→ Information shown
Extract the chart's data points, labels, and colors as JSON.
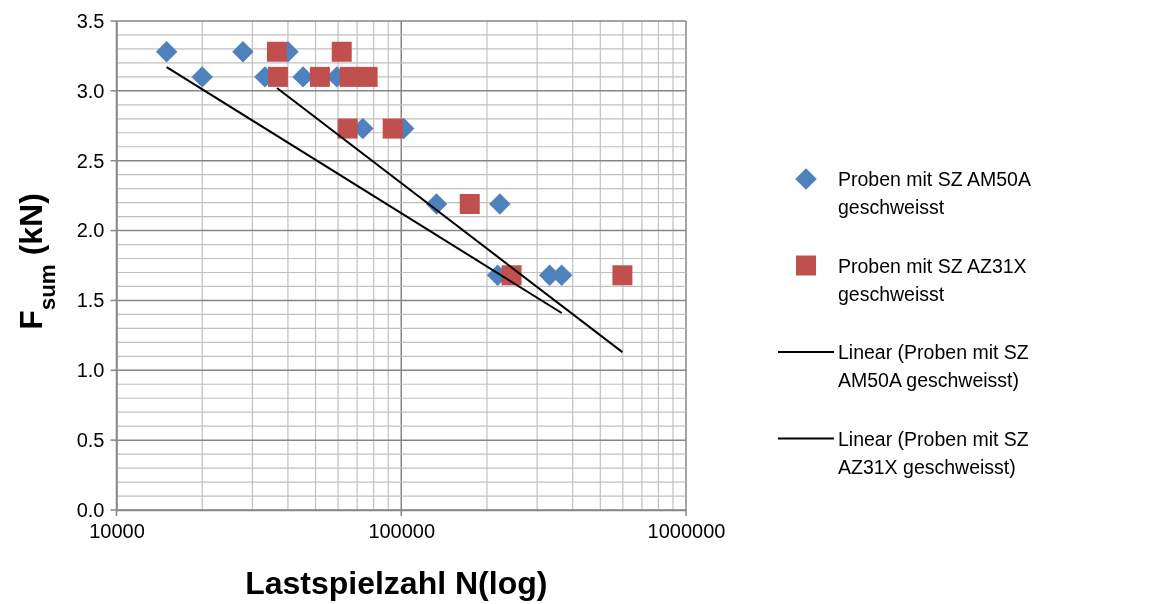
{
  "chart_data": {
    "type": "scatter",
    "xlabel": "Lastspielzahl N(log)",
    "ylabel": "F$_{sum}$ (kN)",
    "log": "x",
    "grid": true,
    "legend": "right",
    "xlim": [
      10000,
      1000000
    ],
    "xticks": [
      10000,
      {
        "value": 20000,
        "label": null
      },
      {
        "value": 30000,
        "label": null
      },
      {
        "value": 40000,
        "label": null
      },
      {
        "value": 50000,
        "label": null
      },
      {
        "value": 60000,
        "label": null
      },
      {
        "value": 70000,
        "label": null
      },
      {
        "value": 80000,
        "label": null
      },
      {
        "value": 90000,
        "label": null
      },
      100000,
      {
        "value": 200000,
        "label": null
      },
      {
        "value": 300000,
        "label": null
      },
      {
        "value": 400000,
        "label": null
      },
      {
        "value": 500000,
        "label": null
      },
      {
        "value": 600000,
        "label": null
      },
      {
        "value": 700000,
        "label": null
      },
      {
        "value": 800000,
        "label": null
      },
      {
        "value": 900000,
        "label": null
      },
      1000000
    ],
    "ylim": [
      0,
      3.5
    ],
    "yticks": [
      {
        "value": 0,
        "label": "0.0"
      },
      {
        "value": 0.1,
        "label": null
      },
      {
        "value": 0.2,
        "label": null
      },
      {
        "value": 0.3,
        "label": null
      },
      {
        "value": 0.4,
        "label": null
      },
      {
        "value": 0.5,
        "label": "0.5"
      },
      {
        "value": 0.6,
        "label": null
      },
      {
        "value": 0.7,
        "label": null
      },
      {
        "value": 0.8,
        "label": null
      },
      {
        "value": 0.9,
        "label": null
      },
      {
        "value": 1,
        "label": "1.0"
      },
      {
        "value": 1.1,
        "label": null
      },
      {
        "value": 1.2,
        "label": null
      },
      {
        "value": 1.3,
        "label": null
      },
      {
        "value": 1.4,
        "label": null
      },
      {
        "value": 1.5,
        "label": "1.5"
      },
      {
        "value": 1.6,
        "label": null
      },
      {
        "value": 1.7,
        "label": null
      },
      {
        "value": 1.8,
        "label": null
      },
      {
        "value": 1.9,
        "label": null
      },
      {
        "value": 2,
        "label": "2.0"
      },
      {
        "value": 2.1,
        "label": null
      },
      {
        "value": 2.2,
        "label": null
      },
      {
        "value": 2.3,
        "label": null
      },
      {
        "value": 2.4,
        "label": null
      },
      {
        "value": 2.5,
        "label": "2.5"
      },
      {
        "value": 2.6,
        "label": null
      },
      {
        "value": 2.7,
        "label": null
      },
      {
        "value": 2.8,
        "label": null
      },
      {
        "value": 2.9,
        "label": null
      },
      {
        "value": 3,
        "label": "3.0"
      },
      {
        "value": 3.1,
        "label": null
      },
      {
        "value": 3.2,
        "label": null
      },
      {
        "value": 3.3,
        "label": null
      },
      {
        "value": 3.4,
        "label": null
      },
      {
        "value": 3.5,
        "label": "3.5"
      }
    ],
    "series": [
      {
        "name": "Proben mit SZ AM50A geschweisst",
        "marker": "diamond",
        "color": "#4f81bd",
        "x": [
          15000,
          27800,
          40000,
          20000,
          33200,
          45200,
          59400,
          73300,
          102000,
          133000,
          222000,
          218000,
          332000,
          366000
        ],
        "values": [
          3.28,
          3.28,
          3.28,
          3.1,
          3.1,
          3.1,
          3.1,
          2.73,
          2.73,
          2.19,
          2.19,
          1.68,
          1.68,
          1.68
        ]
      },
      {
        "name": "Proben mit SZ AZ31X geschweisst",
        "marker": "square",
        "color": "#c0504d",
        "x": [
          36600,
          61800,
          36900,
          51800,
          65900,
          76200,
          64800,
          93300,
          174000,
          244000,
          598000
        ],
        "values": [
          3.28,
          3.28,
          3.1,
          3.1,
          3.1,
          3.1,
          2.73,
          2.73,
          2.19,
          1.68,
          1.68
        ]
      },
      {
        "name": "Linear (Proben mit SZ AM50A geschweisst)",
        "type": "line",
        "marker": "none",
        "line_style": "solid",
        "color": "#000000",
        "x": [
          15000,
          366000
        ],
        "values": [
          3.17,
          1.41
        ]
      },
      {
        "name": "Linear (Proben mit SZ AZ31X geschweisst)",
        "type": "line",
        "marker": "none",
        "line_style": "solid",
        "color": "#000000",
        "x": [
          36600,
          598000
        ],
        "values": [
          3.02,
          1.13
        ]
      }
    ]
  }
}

* * *

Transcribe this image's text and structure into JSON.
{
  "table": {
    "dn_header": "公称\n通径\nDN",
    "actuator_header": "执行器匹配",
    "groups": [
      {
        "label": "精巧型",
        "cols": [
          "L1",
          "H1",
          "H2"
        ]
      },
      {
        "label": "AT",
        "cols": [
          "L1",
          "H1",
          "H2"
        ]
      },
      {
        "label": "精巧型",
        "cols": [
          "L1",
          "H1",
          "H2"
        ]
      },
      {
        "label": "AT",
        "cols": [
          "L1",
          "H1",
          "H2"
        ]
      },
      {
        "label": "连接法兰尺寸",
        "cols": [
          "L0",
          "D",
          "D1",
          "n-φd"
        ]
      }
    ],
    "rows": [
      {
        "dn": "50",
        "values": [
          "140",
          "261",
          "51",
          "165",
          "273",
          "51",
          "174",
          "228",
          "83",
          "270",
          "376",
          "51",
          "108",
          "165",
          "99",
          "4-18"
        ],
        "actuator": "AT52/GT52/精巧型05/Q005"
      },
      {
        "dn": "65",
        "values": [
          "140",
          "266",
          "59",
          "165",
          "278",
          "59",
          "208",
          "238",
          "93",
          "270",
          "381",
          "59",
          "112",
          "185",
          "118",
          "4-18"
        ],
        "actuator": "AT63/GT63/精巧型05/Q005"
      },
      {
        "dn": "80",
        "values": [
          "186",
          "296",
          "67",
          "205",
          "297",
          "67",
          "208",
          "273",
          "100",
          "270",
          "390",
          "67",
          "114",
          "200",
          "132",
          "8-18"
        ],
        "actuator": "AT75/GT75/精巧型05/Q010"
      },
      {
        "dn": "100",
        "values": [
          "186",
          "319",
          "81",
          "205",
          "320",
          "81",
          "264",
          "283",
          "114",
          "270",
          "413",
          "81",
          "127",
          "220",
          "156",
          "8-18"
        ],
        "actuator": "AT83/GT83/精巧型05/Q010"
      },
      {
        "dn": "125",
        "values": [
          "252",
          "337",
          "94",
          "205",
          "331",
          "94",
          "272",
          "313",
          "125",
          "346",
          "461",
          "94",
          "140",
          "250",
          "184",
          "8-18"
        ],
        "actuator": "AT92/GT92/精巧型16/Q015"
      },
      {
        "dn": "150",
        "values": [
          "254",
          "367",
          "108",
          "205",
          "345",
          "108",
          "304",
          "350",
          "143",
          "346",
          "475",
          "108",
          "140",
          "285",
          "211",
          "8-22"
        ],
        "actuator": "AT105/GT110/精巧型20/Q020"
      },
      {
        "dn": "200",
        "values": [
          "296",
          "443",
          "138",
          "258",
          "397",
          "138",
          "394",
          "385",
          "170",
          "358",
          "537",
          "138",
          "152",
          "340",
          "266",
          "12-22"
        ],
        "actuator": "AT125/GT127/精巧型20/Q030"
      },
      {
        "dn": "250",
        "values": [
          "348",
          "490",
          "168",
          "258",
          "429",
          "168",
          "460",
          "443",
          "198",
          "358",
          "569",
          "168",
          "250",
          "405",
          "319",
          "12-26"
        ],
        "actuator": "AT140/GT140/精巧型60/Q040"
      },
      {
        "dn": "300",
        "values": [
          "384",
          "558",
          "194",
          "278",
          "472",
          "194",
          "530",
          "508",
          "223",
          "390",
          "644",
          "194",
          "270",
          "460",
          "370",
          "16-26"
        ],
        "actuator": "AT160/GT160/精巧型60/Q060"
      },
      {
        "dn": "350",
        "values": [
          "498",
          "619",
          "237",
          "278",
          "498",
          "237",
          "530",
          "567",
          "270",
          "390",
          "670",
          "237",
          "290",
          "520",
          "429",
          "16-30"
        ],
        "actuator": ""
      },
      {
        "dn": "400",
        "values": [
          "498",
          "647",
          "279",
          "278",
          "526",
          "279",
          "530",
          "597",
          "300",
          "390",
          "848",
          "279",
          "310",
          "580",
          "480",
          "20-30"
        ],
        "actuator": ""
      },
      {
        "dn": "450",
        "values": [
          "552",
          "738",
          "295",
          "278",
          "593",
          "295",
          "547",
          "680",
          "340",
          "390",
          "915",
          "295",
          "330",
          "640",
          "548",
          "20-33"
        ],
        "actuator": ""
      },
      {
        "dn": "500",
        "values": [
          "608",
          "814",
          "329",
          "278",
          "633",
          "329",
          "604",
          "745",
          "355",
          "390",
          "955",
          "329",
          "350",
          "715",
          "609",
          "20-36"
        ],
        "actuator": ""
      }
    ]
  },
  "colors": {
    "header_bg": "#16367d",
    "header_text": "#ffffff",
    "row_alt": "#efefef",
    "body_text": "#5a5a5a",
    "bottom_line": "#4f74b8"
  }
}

→ The exercise
Copy each line of the listing that holds the word "marker".

→ Output below
        "marker": "diamond",
        "marker": "square",
        "marker": "none",
        "marker": "none",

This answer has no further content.